Goal: In your copy, repeat the records exactly and leave out the pictures.

Supplied material:
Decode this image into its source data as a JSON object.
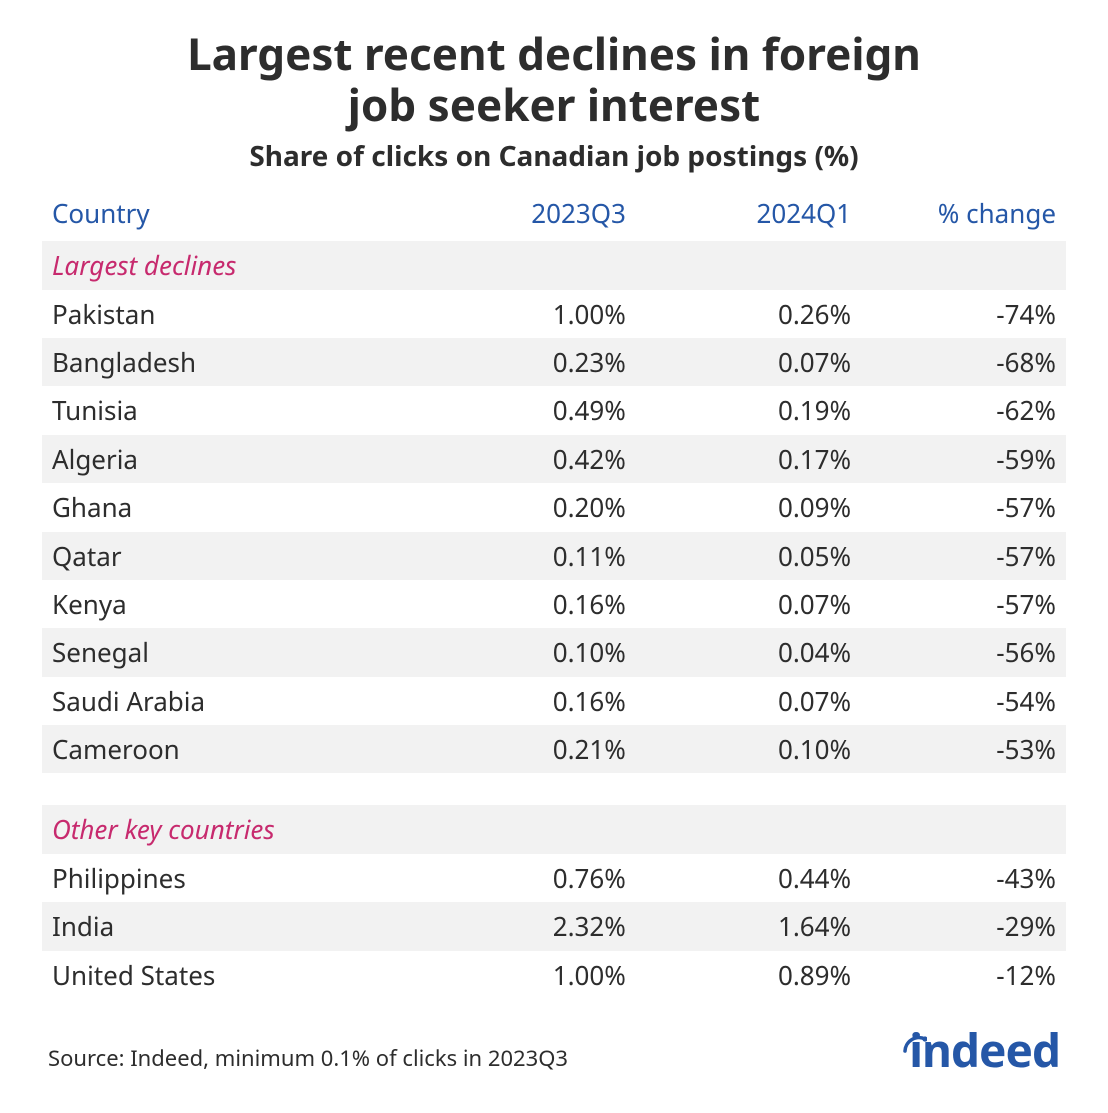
{
  "title_line1": "Largest recent declines in foreign",
  "title_line2": "job seeker interest",
  "subtitle": "Share of clicks on Canadian job postings (%)",
  "colors": {
    "text": "#2d2d2d",
    "header_blue": "#2557a7",
    "section_pink": "#c72a6e",
    "row_stripe": "#f2f2f2",
    "background": "#ffffff",
    "logo_blue": "#2557a7"
  },
  "typography": {
    "family": "Segoe UI / Noto Sans / Helvetica Neue / Arial",
    "title_fontsize": 44,
    "title_weight": 700,
    "subtitle_fontsize": 28,
    "subtitle_weight": 700,
    "header_fontsize": 26,
    "cell_fontsize": 26,
    "source_fontsize": 22
  },
  "table": {
    "type": "table",
    "columns": [
      "Country",
      "2023Q3",
      "2024Q1",
      "% change"
    ],
    "column_align": [
      "left",
      "right",
      "right",
      "right"
    ],
    "column_widths_pct": [
      36,
      22,
      22,
      20
    ],
    "sections": [
      {
        "label": "Largest declines",
        "rows": [
          {
            "country": "Pakistan",
            "q2023q3": "1.00%",
            "q2024q1": "0.26%",
            "change": "-74%"
          },
          {
            "country": "Bangladesh",
            "q2023q3": "0.23%",
            "q2024q1": "0.07%",
            "change": "-68%"
          },
          {
            "country": "Tunisia",
            "q2023q3": "0.49%",
            "q2024q1": "0.19%",
            "change": "-62%"
          },
          {
            "country": "Algeria",
            "q2023q3": "0.42%",
            "q2024q1": "0.17%",
            "change": "-59%"
          },
          {
            "country": "Ghana",
            "q2023q3": "0.20%",
            "q2024q1": "0.09%",
            "change": "-57%"
          },
          {
            "country": "Qatar",
            "q2023q3": "0.11%",
            "q2024q1": "0.05%",
            "change": "-57%"
          },
          {
            "country": "Kenya",
            "q2023q3": "0.16%",
            "q2024q1": "0.07%",
            "change": "-57%"
          },
          {
            "country": "Senegal",
            "q2023q3": "0.10%",
            "q2024q1": "0.04%",
            "change": "-56%"
          },
          {
            "country": "Saudi Arabia",
            "q2023q3": "0.16%",
            "q2024q1": "0.07%",
            "change": "-54%"
          },
          {
            "country": "Cameroon",
            "q2023q3": "0.21%",
            "q2024q1": "0.10%",
            "change": "-53%"
          }
        ]
      },
      {
        "label": "Other key countries",
        "rows": [
          {
            "country": "Philippines",
            "q2023q3": "0.76%",
            "q2024q1": "0.44%",
            "change": "-43%"
          },
          {
            "country": "India",
            "q2023q3": "2.32%",
            "q2024q1": "1.64%",
            "change": "-29%"
          },
          {
            "country": "United States",
            "q2023q3": "1.00%",
            "q2024q1": "0.89%",
            "change": "-12%"
          }
        ]
      }
    ]
  },
  "source": "Source: Indeed, minimum 0.1% of clicks in 2023Q3",
  "logo_text": "indeed"
}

Exercise answer:
Decode this image into its source data as a JSON object.
{
  "title_line1": "Largest recent declines in foreign",
  "title_line2": "job seeker interest",
  "subtitle": "Share of clicks on Canadian job postings (%)",
  "colors": {
    "text": "#2d2d2d",
    "header_blue": "#2557a7",
    "section_pink": "#c72a6e",
    "row_stripe": "#f2f2f2",
    "background": "#ffffff",
    "logo_blue": "#2557a7"
  },
  "typography": {
    "family": "Segoe UI / Noto Sans / Helvetica Neue / Arial",
    "title_fontsize": 44,
    "title_weight": 700,
    "subtitle_fontsize": 28,
    "subtitle_weight": 700,
    "header_fontsize": 26,
    "cell_fontsize": 26,
    "source_fontsize": 22
  },
  "table": {
    "type": "table",
    "columns": [
      "Country",
      "2023Q3",
      "2024Q1",
      "% change"
    ],
    "column_align": [
      "left",
      "right",
      "right",
      "right"
    ],
    "column_widths_pct": [
      36,
      22,
      22,
      20
    ],
    "sections": [
      {
        "label": "Largest declines",
        "rows": [
          {
            "country": "Pakistan",
            "q2023q3": "1.00%",
            "q2024q1": "0.26%",
            "change": "-74%"
          },
          {
            "country": "Bangladesh",
            "q2023q3": "0.23%",
            "q2024q1": "0.07%",
            "change": "-68%"
          },
          {
            "country": "Tunisia",
            "q2023q3": "0.49%",
            "q2024q1": "0.19%",
            "change": "-62%"
          },
          {
            "country": "Algeria",
            "q2023q3": "0.42%",
            "q2024q1": "0.17%",
            "change": "-59%"
          },
          {
            "country": "Ghana",
            "q2023q3": "0.20%",
            "q2024q1": "0.09%",
            "change": "-57%"
          },
          {
            "country": "Qatar",
            "q2023q3": "0.11%",
            "q2024q1": "0.05%",
            "change": "-57%"
          },
          {
            "country": "Kenya",
            "q2023q3": "0.16%",
            "q2024q1": "0.07%",
            "change": "-57%"
          },
          {
            "country": "Senegal",
            "q2023q3": "0.10%",
            "q2024q1": "0.04%",
            "change": "-56%"
          },
          {
            "country": "Saudi Arabia",
            "q2023q3": "0.16%",
            "q2024q1": "0.07%",
            "change": "-54%"
          },
          {
            "country": "Cameroon",
            "q2023q3": "0.21%",
            "q2024q1": "0.10%",
            "change": "-53%"
          }
        ]
      },
      {
        "label": "Other key countries",
        "rows": [
          {
            "country": "Philippines",
            "q2023q3": "0.76%",
            "q2024q1": "0.44%",
            "change": "-43%"
          },
          {
            "country": "India",
            "q2023q3": "2.32%",
            "q2024q1": "1.64%",
            "change": "-29%"
          },
          {
            "country": "United States",
            "q2023q3": "1.00%",
            "q2024q1": "0.89%",
            "change": "-12%"
          }
        ]
      }
    ]
  },
  "source": "Source: Indeed, minimum 0.1% of clicks in 2023Q3",
  "logo_text": "indeed"
}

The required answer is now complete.